+++ Supplied records
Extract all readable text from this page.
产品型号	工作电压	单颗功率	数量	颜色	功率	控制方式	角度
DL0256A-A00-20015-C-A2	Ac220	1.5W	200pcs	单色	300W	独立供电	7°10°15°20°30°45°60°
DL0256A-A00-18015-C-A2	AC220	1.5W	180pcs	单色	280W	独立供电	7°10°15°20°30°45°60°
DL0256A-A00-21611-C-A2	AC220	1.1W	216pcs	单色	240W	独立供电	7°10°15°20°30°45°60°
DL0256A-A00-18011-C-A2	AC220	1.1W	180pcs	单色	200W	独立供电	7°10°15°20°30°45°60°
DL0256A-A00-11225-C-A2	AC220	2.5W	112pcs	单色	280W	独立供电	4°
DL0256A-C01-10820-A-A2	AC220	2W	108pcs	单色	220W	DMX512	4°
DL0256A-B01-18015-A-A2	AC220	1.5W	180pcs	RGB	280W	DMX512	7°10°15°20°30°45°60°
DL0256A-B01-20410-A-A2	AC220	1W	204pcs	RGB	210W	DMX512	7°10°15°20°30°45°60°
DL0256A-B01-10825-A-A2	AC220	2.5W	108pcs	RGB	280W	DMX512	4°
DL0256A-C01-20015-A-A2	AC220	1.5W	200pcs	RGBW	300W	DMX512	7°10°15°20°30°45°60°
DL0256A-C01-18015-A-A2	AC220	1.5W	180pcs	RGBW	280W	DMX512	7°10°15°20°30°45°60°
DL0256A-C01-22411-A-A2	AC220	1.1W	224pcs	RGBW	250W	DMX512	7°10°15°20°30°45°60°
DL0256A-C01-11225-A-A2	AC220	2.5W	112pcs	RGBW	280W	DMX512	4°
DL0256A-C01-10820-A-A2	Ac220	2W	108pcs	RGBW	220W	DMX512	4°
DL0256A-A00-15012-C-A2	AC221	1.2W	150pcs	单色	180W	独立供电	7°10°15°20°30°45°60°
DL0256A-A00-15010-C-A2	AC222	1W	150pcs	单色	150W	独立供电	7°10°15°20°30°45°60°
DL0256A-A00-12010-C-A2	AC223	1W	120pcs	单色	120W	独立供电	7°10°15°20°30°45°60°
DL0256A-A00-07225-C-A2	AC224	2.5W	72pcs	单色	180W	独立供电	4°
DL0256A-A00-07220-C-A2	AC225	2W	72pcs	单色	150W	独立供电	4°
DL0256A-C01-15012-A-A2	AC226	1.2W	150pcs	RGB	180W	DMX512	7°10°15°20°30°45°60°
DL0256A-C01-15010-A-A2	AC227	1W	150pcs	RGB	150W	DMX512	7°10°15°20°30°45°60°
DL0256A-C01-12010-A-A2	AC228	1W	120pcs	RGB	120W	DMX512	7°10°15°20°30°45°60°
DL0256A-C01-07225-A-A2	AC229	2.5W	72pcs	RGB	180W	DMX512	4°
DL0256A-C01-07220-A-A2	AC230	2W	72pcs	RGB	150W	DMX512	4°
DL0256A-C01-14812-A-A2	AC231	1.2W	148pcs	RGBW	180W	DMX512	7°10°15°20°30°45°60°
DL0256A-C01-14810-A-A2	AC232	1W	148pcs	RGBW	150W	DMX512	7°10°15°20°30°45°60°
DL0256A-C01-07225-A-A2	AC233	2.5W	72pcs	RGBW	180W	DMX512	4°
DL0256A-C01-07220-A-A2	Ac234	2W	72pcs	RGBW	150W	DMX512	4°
++++++
## What you have to do
Repeat the material from above exactly, word for word.

## Task answer
Extract all readable text from this page.
产品型号	工作电压	单颗功率	数量	颜色	功率	控制方式	角度
DL0256A-A00-20015-C-A2	Ac220	1.5W	200pcs	单色	300W	独立供电	7°10°15°20°30°45°60°
DL0256A-A00-18015-C-A2	AC220	1.5W	180pcs	单色	280W	独立供电	7°10°15°20°30°45°60°
DL0256A-A00-21611-C-A2	AC220	1.1W	216pcs	单色	240W	独立供电	7°10°15°20°30°45°60°
DL0256A-A00-18011-C-A2	AC220	1.1W	180pcs	单色	200W	独立供电	7°10°15°20°30°45°60°
DL0256A-A00-11225-C-A2	AC220	2.5W	112pcs	单色	280W	独立供电	4°
DL0256A-C01-10820-A-A2	AC220	2W	108pcs	单色	220W	DMX512	4°
DL0256A-B01-18015-A-A2	AC220	1.5W	180pcs	RGB	280W	DMX512	7°10°15°20°30°45°60°
DL0256A-B01-20410-A-A2	AC220	1W	204pcs	RGB	210W	DMX512	7°10°15°20°30°45°60°
DL0256A-B01-10825-A-A2	AC220	2.5W	108pcs	RGB	280W	DMX512	4°
DL0256A-C01-20015-A-A2	AC220	1.5W	200pcs	RGBW	300W	DMX512	7°10°15°20°30°45°60°
DL0256A-C01-18015-A-A2	AC220	1.5W	180pcs	RGBW	280W	DMX512	7°10°15°20°30°45°60°
DL0256A-C01-22411-A-A2	AC220	1.1W	224pcs	RGBW	250W	DMX512	7°10°15°20°30°45°60°
DL0256A-C01-11225-A-A2	AC220	2.5W	112pcs	RGBW	280W	DMX512	4°
DL0256A-C01-10820-A-A2	Ac220	2W	108pcs	RGBW	220W	DMX512	4°
DL0256A-A00-15012-C-A2	AC221	1.2W	150pcs	单色	180W	独立供电	7°10°15°20°30°45°60°
DL0256A-A00-15010-C-A2	AC222	1W	150pcs	单色	150W	独立供电	7°10°15°20°30°45°60°
DL0256A-A00-12010-C-A2	AC223	1W	120pcs	单色	120W	独立供电	7°10°15°20°30°45°60°
DL0256A-A00-07225-C-A2	AC224	2.5W	72pcs	单色	180W	独立供电	4°
DL0256A-A00-07220-C-A2	AC225	2W	72pcs	单色	150W	独立供电	4°
DL0256A-C01-15012-A-A2	AC226	1.2W	150pcs	RGB	180W	DMX512	7°10°15°20°30°45°60°
DL0256A-C01-15010-A-A2	AC227	1W	150pcs	RGB	150W	DMX512	7°10°15°20°30°45°60°
DL0256A-C01-12010-A-A2	AC228	1W	120pcs	RGB	120W	DMX512	7°10°15°20°30°45°60°
DL0256A-C01-07225-A-A2	AC229	2.5W	72pcs	RGB	180W	DMX512	4°
DL0256A-C01-07220-A-A2	AC230	2W	72pcs	RGB	150W	DMX512	4°
DL0256A-C01-14812-A-A2	AC231	1.2W	148pcs	RGBW	180W	DMX512	7°10°15°20°30°45°60°
DL0256A-C01-14810-A-A2	AC232	1W	148pcs	RGBW	150W	DMX512	7°10°15°20°30°45°60°
DL0256A-C01-07225-A-A2	AC233	2.5W	72pcs	RGBW	180W	DMX512	4°
DL0256A-C01-07220-A-A2	Ac234	2W	72pcs	RGBW	150W	DMX512	4°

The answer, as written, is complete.